# START OF Source material
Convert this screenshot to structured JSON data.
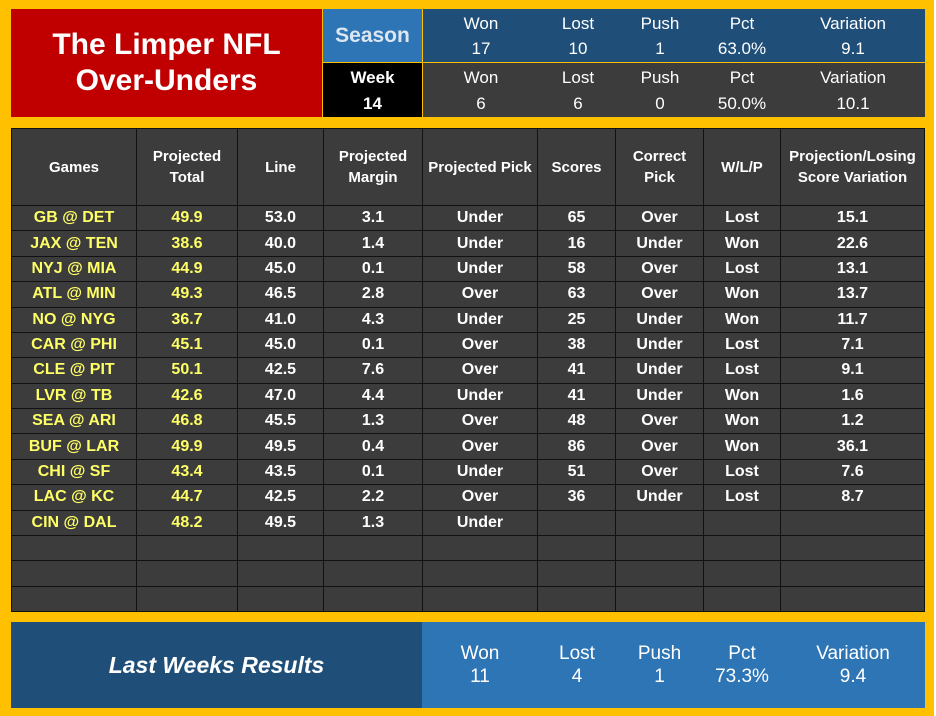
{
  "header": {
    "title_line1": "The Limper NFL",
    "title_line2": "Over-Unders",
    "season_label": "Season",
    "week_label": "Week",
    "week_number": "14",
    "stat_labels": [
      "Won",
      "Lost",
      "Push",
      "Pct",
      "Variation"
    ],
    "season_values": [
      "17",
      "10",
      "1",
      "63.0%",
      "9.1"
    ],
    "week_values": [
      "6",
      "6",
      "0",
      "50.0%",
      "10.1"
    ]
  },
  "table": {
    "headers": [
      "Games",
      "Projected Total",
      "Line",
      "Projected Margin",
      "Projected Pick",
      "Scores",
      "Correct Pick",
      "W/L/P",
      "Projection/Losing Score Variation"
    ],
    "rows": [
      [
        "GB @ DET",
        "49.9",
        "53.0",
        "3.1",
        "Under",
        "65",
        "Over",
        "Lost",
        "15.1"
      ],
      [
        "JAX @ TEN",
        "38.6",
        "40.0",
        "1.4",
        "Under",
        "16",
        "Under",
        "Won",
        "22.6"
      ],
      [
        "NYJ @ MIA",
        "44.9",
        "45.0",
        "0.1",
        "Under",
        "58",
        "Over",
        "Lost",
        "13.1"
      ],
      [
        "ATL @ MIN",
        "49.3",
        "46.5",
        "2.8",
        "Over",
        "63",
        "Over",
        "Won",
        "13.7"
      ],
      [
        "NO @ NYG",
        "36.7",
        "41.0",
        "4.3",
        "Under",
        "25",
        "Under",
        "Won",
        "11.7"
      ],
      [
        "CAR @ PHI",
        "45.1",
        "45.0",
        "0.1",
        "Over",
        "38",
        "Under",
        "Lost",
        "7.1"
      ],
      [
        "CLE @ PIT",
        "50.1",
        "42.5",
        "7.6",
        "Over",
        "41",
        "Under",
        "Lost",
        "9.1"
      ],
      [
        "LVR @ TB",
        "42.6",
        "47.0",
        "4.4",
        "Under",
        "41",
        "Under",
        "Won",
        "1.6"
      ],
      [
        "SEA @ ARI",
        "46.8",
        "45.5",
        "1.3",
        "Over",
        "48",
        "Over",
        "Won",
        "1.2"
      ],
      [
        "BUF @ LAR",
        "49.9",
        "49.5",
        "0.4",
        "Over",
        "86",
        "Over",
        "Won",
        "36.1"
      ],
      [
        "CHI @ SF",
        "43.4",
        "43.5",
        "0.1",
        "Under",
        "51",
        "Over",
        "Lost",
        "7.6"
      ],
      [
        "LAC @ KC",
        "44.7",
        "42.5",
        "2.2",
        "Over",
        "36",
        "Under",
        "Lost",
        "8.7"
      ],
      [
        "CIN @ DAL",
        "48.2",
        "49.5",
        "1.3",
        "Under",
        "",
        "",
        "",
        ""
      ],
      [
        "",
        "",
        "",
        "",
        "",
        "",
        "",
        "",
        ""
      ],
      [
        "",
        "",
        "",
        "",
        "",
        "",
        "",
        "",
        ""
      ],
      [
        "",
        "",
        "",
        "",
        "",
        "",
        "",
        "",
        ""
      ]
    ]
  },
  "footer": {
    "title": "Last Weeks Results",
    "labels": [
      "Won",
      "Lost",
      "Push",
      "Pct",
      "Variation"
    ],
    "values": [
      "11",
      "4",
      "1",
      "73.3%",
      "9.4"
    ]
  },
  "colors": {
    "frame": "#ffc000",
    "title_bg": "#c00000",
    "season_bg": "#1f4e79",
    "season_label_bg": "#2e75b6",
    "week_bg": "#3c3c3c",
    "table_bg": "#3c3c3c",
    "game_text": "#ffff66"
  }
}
# END OF Source material
# START OF Source material
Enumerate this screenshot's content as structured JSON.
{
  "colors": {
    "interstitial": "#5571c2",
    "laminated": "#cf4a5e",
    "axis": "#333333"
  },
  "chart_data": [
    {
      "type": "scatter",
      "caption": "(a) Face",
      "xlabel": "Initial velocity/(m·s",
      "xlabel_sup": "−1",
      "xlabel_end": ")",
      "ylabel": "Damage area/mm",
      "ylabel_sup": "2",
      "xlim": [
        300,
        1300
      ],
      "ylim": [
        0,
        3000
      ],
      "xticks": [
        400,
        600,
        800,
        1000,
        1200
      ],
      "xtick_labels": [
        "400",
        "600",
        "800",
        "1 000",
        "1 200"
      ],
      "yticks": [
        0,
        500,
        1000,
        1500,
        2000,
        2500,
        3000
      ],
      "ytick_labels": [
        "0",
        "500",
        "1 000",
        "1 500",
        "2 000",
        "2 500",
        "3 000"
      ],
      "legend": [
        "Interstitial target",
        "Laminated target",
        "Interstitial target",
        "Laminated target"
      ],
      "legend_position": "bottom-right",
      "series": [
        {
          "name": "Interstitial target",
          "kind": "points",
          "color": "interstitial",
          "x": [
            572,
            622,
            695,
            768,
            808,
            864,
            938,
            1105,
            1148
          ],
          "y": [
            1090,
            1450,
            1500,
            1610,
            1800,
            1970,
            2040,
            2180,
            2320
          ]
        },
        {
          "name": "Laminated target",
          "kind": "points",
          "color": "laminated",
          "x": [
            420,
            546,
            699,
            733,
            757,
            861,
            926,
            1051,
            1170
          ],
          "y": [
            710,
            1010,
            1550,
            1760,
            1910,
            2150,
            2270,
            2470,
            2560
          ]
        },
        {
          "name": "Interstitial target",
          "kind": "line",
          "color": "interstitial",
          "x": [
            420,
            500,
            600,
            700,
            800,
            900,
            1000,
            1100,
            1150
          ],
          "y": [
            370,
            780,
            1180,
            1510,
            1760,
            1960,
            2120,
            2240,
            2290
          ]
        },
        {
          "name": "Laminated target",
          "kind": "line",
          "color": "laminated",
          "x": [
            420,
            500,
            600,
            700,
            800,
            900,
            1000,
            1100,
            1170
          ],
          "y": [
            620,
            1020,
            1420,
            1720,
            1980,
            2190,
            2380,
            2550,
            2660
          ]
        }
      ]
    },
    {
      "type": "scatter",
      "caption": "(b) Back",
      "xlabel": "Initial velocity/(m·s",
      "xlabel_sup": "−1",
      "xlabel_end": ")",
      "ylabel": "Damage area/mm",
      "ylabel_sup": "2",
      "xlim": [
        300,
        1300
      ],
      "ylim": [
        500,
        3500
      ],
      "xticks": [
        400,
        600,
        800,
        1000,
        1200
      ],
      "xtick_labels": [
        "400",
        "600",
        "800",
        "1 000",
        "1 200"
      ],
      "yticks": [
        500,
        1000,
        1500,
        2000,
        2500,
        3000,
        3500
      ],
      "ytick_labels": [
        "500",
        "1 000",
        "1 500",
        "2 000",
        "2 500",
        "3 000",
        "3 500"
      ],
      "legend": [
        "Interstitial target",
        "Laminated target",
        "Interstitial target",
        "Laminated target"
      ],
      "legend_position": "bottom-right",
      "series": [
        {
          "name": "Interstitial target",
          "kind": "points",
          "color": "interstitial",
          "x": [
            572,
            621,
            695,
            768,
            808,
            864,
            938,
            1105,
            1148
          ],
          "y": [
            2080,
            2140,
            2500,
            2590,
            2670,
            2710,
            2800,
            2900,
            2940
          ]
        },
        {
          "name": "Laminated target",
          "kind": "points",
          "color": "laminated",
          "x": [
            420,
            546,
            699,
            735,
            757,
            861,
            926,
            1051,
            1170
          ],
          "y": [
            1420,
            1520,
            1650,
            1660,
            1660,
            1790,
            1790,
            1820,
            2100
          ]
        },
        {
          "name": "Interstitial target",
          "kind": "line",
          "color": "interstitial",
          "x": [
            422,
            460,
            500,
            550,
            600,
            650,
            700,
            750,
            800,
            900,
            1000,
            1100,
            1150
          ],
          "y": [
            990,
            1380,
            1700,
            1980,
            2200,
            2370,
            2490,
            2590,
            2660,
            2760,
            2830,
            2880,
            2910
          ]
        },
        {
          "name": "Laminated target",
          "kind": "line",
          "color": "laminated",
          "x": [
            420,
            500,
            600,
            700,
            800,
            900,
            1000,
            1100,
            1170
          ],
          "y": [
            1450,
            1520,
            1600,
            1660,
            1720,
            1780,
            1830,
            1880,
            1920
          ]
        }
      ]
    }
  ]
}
# END OF Source material
▸ **Problem requirements**:
Each line above that includes "structured" should be shown.

▸ **Exercise output**:
Convert this screenshot to structured JSON data.
Enumerate this screenshot's content as structured JSON.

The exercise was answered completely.